═══ EXCERPTED PASSAGE
I have added comments, in many places in the code, to make understanding easier.
import sys
class Node():
def __init__(self, data):
self.data = data # holds the key
self.parent = None #pointer to the parent
self.left = None # pointer to left child
self.right = None #pointer to right child
self.color = 1 # 1 . Red, 0 . Black
# class RedBlackTree implements the operations in Red Black Tree
class RedBlackTree():
def __init__(self, List=None):
self.TNULL = Node(0)
self.TNULL.color = 0
self.TNULL.left = None
self.TNULL.right = None
self.root = self.TNULL
if List:
for val in List:
self.insert(val)
def __pre_order_helper(self, node):
if node != TNULL:
sys.stdout.write(node.data + " ")
self.__pre_order_helper(node.left)
self.__pre_order_helper(node.right)
def __in_order_helper(self, node):
if node != TNULL:
self.__in_order_helper(node.left)
sys.stdout.write(node.data + " ")
self.__in_order_helper(node.right)
def __post_order_helper(self, node):
if node != TNULL:
self.__post_order_helper(node.left)
self.__post_order_helper(node.right)
sys.stdout.write(node.data + " ")
def __search_tree_helper(self, node, key):
if node == TNULL or key == node.data:
return node
if key < node.data:
return self.__search_tree_helper(node.left, key)
return self.__search_tree_helper(node.right, key)
# fix the rb tree modified by the delete operation
def __fix_delete(self, x):
while x != self.root and x.color == 0:
if x == x.parent.left:
s = x.parent.right
if s.color == 1:
# case 3.1
s.color = 0
x.parent.color = 1
self.left_rotate(x.parent)
s = x.parent.right
if s.left.color == 0 and s.right.color == 0:
# case 3.2
s.color = 1
x = x.parent
else:
if s.right.color == 0:
# case 3.3
s.left.color = 0
s.color = 1
self.right_rotate(s)
s = x.parent.right
# case 3.4
s.color = x.parent.color
x.parent.color = 0
s.right.color = 0
self.left_rotate(x.parent)
x = self.root
else:
s = x.parent.left
if s.color == 1:
# case 3.1
s.color = 0
x.parent.color = 1
self.right_rotate(x.parent)
s = x.parent.left
if s.left.color == 0 and s.right.color == 0:
# case 3.2
s.color = 1
x = x.parent
else:
if s.left.color == 0:
# case 3.3
s.right.color = 0
s.color = 1
self.left_rotate(s)
s = x.parent.left
# case 3.4
s.color = x.parent.color
x.parent.color = 0
s.left.color = 0
self.right_rotate(x.parent)
x = self.root
x.color = 0
def __rb_transplant(self, u, v):
if u.parent == None:
self.root = v
elif u == u.parent.left:
u.parent.left = v
else:
u.parent.right = v
v.parent = u.parent
def __delete_node_helper(self, node, key):
# find the node containing key
z = self.TNULL
while node != self.TNULL:
if node.data == key:
z = node
if node.data <= key:
node = node.right
else:
node = node.left
if z == self.TNULL:
print("Couldn't find key in the tree")
══════
═══ INFORMATION SHOWN
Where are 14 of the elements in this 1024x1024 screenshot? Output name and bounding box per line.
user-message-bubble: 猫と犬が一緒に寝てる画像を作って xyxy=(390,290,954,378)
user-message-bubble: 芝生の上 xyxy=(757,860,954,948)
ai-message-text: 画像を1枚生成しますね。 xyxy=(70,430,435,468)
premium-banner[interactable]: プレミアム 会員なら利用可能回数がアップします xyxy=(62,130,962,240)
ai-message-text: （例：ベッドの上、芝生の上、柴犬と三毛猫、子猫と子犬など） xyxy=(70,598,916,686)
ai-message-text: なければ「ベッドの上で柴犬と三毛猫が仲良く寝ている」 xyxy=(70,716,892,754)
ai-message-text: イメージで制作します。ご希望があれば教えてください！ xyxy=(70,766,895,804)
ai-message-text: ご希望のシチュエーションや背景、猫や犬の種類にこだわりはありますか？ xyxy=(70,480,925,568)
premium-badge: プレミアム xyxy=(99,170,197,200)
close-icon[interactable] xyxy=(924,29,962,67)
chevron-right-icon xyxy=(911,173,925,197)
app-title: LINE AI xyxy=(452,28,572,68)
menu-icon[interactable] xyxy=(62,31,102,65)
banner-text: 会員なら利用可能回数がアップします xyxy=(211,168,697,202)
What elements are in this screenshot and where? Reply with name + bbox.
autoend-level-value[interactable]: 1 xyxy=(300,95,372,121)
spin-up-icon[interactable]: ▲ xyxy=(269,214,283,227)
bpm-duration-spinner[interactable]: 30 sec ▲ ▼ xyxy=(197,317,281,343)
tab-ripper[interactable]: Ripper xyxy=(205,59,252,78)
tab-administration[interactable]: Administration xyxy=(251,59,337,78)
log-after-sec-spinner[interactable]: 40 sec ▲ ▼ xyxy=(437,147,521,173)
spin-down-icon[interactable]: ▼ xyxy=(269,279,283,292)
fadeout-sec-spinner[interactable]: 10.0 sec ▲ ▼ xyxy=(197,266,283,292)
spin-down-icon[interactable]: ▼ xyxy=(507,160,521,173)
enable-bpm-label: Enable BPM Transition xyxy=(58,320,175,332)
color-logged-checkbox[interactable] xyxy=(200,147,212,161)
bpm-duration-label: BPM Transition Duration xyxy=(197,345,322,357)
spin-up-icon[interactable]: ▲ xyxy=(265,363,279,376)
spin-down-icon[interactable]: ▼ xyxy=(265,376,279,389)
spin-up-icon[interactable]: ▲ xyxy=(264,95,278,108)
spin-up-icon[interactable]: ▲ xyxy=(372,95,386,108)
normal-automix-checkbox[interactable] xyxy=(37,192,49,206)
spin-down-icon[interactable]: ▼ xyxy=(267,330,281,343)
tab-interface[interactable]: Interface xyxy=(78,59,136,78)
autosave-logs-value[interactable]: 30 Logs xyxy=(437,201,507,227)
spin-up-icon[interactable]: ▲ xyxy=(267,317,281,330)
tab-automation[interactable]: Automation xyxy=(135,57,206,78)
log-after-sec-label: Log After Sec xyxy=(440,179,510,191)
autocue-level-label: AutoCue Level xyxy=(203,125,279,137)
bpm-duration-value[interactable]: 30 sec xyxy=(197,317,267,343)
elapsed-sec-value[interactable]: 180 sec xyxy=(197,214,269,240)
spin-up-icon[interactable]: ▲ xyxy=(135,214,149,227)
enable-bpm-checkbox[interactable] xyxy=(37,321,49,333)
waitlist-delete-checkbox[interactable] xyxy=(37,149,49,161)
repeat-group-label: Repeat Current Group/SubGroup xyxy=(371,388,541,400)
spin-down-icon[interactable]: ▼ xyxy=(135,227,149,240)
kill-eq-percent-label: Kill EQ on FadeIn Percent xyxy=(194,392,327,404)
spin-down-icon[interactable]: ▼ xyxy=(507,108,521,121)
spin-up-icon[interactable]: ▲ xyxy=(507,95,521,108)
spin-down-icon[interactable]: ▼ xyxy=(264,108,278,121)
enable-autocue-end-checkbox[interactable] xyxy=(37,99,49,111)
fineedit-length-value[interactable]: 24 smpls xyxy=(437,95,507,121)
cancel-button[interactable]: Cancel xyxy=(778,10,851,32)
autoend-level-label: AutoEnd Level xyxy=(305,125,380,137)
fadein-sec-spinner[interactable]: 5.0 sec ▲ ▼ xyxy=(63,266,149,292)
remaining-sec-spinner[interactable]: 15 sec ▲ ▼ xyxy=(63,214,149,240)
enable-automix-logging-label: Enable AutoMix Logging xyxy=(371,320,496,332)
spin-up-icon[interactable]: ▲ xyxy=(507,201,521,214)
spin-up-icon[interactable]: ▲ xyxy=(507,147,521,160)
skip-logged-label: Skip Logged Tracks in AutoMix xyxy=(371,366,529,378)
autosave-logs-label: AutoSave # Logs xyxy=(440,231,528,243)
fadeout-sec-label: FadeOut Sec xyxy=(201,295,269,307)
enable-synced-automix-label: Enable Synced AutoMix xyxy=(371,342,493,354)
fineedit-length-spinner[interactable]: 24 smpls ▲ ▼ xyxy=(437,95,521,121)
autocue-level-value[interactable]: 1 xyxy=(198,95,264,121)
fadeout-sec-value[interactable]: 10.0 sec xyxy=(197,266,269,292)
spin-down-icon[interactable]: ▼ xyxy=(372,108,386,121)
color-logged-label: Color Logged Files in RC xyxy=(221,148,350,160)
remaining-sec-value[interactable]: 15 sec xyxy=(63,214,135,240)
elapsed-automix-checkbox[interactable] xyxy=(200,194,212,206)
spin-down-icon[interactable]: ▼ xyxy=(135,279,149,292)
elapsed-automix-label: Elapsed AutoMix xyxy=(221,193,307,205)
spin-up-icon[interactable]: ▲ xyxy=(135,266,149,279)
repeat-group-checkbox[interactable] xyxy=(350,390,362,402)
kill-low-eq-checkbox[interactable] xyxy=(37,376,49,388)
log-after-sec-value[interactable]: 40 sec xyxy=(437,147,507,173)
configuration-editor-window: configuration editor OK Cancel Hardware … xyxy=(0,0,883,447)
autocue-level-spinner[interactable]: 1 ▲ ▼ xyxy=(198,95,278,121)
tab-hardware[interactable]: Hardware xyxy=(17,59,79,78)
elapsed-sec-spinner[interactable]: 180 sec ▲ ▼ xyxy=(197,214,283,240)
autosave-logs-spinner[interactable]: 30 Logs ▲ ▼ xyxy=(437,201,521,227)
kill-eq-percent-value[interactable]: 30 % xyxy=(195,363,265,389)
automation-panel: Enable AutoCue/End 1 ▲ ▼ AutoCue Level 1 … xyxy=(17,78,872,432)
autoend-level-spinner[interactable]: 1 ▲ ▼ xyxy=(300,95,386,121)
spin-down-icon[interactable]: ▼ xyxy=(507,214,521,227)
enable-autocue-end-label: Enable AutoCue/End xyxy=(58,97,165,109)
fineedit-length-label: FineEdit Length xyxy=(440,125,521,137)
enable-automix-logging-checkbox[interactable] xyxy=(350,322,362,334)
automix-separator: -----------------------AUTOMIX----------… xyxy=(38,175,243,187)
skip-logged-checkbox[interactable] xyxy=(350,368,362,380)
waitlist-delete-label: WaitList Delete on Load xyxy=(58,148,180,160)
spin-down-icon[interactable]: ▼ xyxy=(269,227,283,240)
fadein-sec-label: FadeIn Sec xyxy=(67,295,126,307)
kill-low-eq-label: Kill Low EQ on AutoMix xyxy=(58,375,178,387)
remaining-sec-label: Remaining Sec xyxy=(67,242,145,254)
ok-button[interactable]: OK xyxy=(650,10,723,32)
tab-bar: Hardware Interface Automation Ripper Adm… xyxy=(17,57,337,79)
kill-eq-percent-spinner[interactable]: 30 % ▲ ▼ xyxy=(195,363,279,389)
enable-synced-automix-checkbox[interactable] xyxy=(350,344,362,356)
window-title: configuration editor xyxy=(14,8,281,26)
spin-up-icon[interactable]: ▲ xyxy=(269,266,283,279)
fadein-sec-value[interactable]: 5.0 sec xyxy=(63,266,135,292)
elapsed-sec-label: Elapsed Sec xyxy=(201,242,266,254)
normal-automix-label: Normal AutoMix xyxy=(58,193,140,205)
══════
● ACTIONS TO TAKE:
A - Answer these questions about the red-black tree code, using only what the code states:
(i) Which number stands for red in the color comment of the Node class?
(ii) What color value is assigned to TNULL in the RedBlackTree constructor?
(iii) What message does the delete helper print when the key is not found?
B - Rewrite the part of the red-black tree code starting at "self.__in_order_helper(node.right)" and ending at "return self.__search_tree_helper(node.right, key)", changing "key" to "target" everywhere it occurs.
C - Translate this sentence from the red-black tree code into Spanish: "I have added comments, in many places in the code, to make understanding easier."

● PER-TASK OUTPUTS:
A -
(i) 1
(ii) 0
(iii) "Couldn't find key in the tree"

B -
self.__in_order_helper(node.right)
def __post_order_helper(self, node):
if node != TNULL:
self.__post_order_helper(node.left)
self.__post_order_helper(node.right)
sys.stdout.write(node.data + " ")
def __search_tree_helper(self, node, target):
if node == TNULL or target == node.data:
return node
if target < node.data:
return self.__search_tree_helper(node.left, target)
return self.__search_tree_helper(node.right, target)

C - He añadido comentarios, en muchos lugares del código, para facilitar la comprensión.